Copy out the entries below word for word, every line of each one, leaving out the pictures.

▶ INFORMATION PROVIDED
☆ ☆ ☆

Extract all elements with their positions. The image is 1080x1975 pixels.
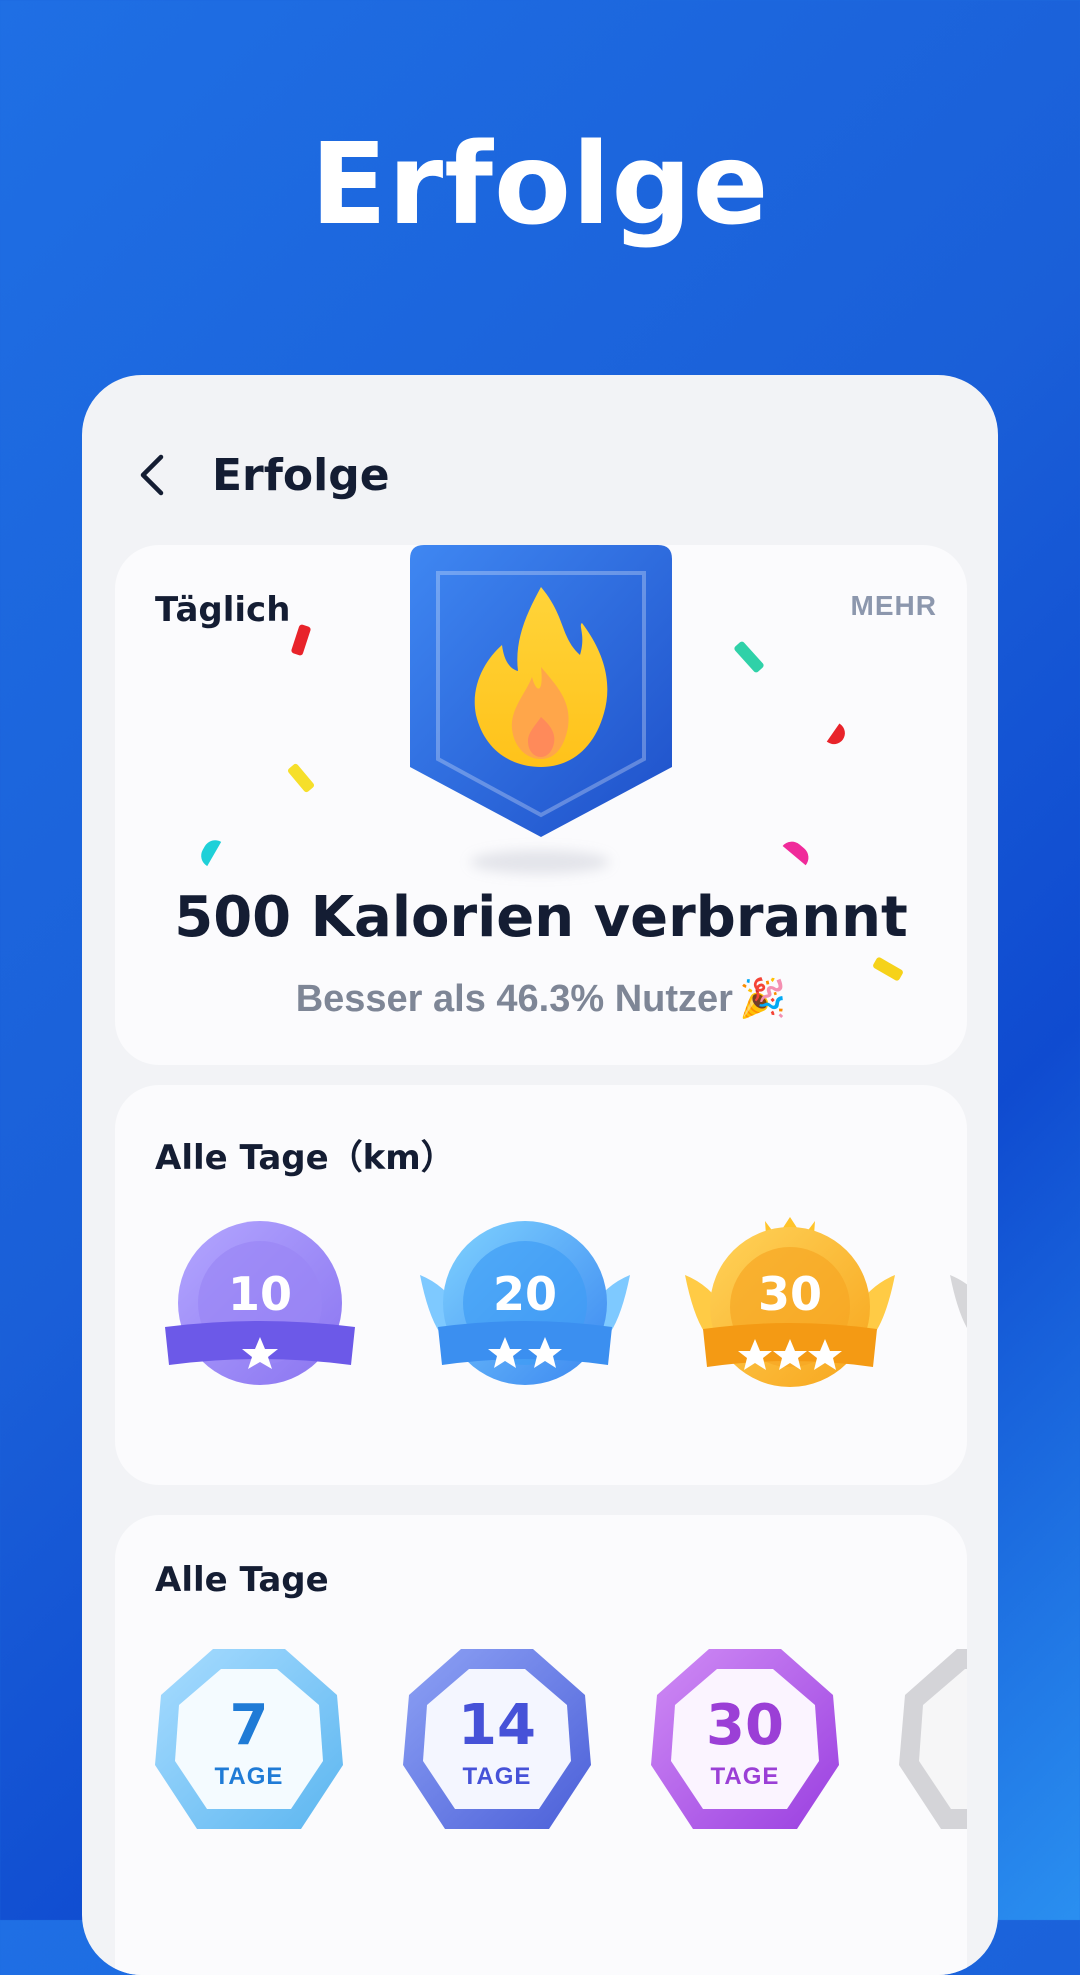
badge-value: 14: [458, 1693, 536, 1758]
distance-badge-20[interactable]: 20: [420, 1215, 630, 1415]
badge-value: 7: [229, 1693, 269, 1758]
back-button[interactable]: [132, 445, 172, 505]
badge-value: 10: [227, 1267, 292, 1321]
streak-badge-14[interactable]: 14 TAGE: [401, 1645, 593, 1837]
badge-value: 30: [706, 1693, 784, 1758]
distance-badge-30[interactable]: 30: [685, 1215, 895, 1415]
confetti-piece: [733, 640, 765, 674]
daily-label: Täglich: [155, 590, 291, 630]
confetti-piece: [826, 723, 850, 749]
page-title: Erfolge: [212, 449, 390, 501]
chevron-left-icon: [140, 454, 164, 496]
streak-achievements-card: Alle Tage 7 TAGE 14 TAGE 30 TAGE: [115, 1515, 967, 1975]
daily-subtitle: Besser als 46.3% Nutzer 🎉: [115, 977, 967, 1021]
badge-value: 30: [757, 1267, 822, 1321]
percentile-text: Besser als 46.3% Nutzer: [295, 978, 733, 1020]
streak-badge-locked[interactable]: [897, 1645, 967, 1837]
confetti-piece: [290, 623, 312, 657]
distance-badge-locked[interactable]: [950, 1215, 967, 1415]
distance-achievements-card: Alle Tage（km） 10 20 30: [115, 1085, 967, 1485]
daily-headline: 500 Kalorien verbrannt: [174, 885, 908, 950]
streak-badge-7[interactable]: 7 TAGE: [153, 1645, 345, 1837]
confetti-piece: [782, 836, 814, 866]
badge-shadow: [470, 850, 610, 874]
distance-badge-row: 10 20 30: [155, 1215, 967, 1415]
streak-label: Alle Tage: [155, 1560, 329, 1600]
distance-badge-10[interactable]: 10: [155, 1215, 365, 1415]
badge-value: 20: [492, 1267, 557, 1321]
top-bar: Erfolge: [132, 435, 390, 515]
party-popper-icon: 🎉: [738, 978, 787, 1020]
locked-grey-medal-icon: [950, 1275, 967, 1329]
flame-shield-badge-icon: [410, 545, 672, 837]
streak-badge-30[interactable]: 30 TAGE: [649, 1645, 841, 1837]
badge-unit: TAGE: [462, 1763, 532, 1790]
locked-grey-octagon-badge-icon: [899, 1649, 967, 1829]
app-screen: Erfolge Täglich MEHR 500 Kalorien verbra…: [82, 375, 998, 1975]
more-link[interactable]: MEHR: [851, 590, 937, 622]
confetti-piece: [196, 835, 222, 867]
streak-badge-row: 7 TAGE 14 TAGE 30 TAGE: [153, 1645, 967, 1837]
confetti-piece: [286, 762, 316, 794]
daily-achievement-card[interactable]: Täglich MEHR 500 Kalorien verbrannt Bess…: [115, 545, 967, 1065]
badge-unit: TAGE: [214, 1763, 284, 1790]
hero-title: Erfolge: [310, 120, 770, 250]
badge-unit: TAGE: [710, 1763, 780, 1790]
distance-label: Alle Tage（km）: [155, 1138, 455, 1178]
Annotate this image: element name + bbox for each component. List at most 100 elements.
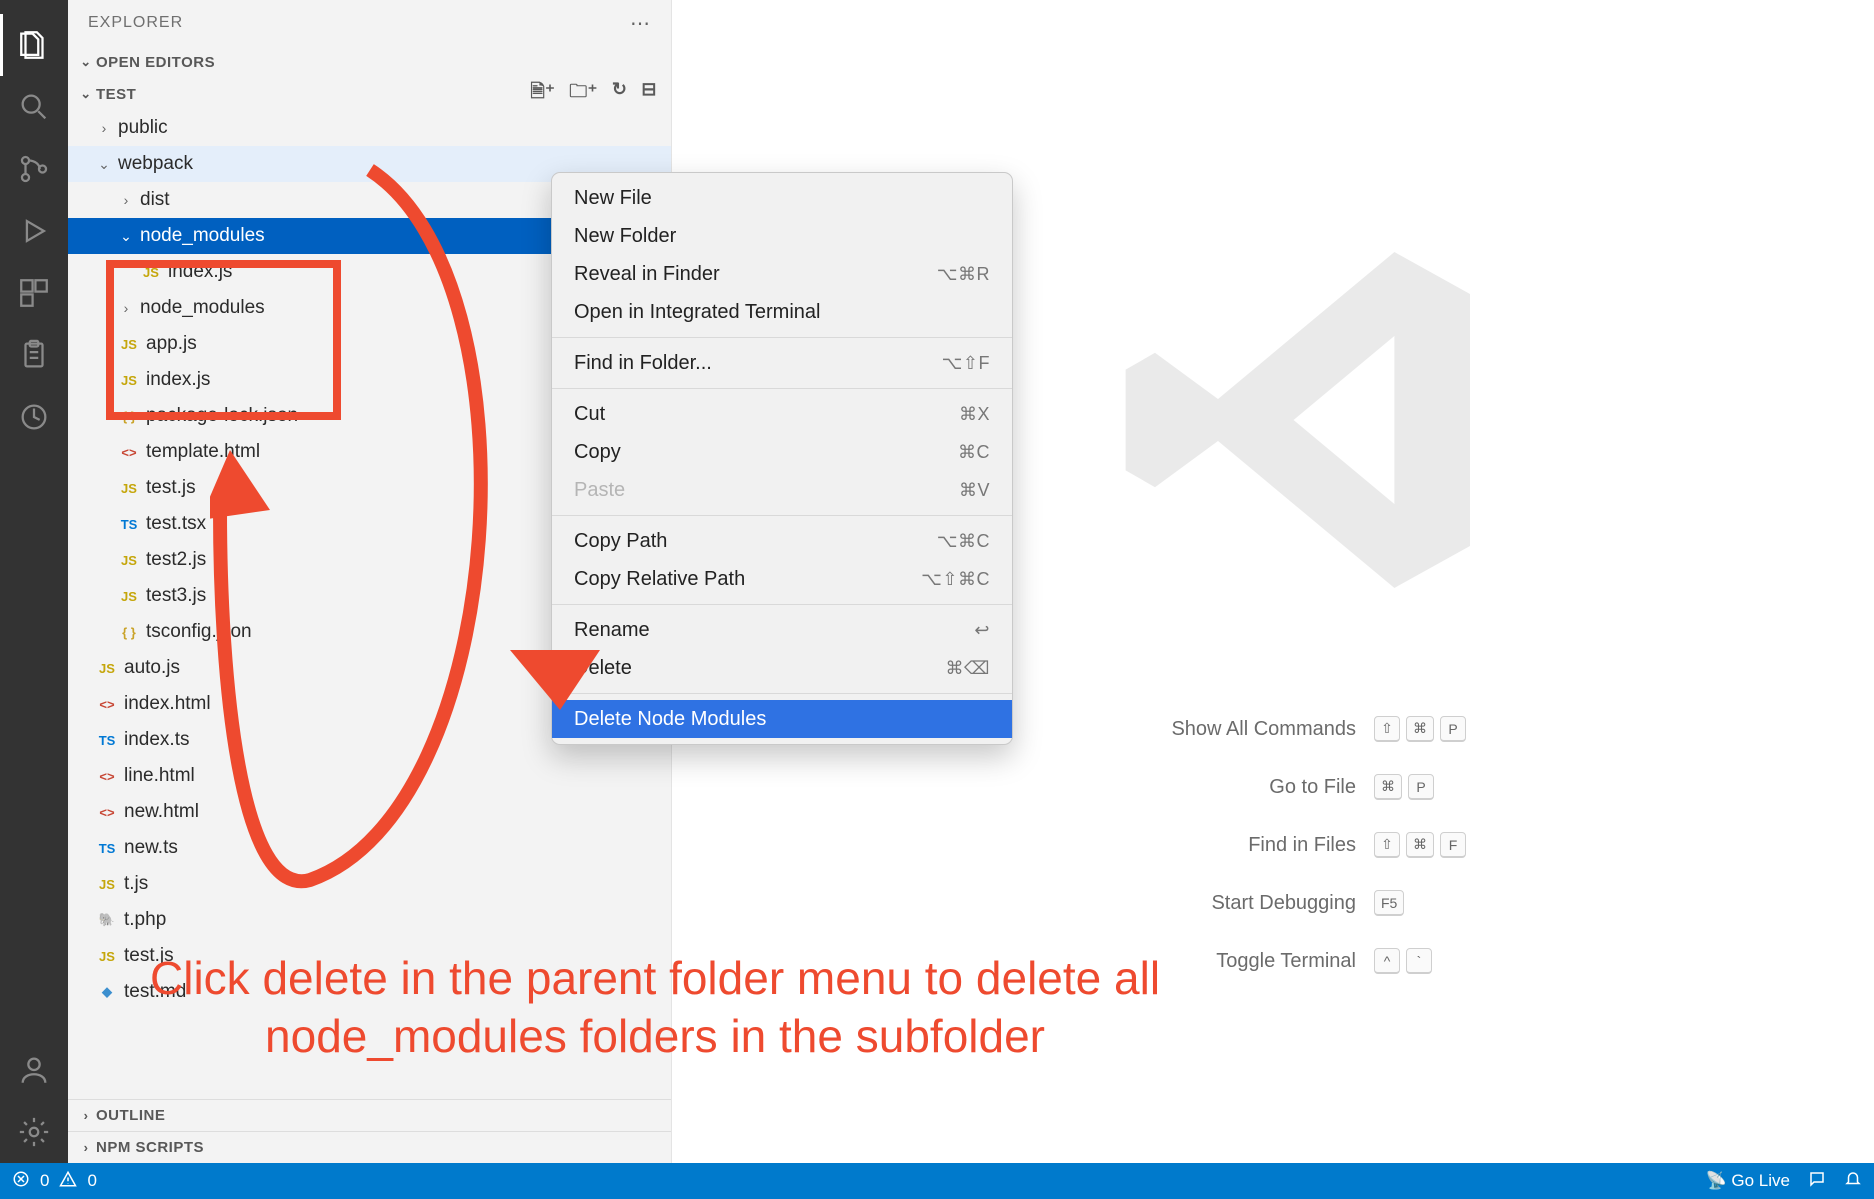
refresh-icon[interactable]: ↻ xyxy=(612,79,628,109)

☆ ☆ ☆

▶ THE COMPLETED TASK
Extract all elements with their positions. The image is 1080x1975 pixels.
badge-value: 14: [458, 1693, 536, 1758]
distance-badge-20[interactable]: 20: [420, 1215, 630, 1415]
badge-value: 7: [229, 1693, 269, 1758]
back-button[interactable]: [132, 445, 172, 505]
badge-value: 10: [227, 1267, 292, 1321]
streak-badge-14[interactable]: 14 TAGE: [401, 1645, 593, 1837]
badge-value: 30: [706, 1693, 784, 1758]
distance-badge-30[interactable]: 30: [685, 1215, 895, 1415]
confetti-piece: [733, 640, 765, 674]
daily-label: Täglich: [155, 590, 291, 630]
confetti-piece: [826, 723, 850, 749]
page-title: Erfolge: [212, 449, 390, 501]
chevron-left-icon: [140, 454, 164, 496]
streak-achievements-card: Alle Tage 7 TAGE 14 TAGE 30 TAGE: [115, 1515, 967, 1975]
daily-subtitle: Besser als 46.3% Nutzer 🎉: [115, 977, 967, 1021]
badge-value: 30: [757, 1267, 822, 1321]
percentile-text: Besser als 46.3% Nutzer: [295, 978, 733, 1020]
streak-badge-locked[interactable]: [897, 1645, 967, 1837]
confetti-piece: [290, 623, 312, 657]
distance-badge-locked[interactable]: [950, 1215, 967, 1415]
distance-achievements-card: Alle Tage（km） 10 20 30: [115, 1085, 967, 1485]
daily-headline: 500 Kalorien verbrannt: [174, 885, 908, 950]
streak-badge-7[interactable]: 7 TAGE: [153, 1645, 345, 1837]
confetti-piece: [782, 836, 814, 866]
badge-shadow: [470, 850, 610, 874]
distance-badge-row: 10 20 30: [155, 1215, 967, 1415]
streak-label: Alle Tage: [155, 1560, 329, 1600]
distance-badge-10[interactable]: 10: [155, 1215, 365, 1415]
badge-value: 20: [492, 1267, 557, 1321]
top-bar: Erfolge: [132, 435, 390, 515]
party-popper-icon: 🎉: [738, 978, 787, 1020]
locked-grey-medal-icon: [950, 1275, 967, 1329]
flame-shield-badge-icon: [410, 545, 672, 837]
streak-badge-30[interactable]: 30 TAGE: [649, 1645, 841, 1837]
badge-unit: TAGE: [462, 1763, 532, 1790]
locked-grey-octagon-badge-icon: [899, 1649, 967, 1829]
app-screen: Erfolge Täglich MEHR 500 Kalorien verbra…: [82, 375, 998, 1975]
more-link[interactable]: MEHR: [851, 590, 937, 622]
confetti-piece: [196, 835, 222, 867]
streak-badge-row: 7 TAGE 14 TAGE 30 TAGE: [153, 1645, 967, 1837]
confetti-piece: [286, 762, 316, 794]
daily-achievement-card[interactable]: Täglich MEHR 500 Kalorien verbrannt Bess…: [115, 545, 967, 1065]
badge-unit: TAGE: [214, 1763, 284, 1790]
hero-title: Erfolge: [310, 120, 770, 250]
badge-unit: TAGE: [710, 1763, 780, 1790]
distance-label: Alle Tage（km）: [155, 1138, 455, 1178]
Annotate this image: element name + bbox for each component. List at most 100 elements.
refresh-icon[interactable]: ↻ xyxy=(612,79,628,109)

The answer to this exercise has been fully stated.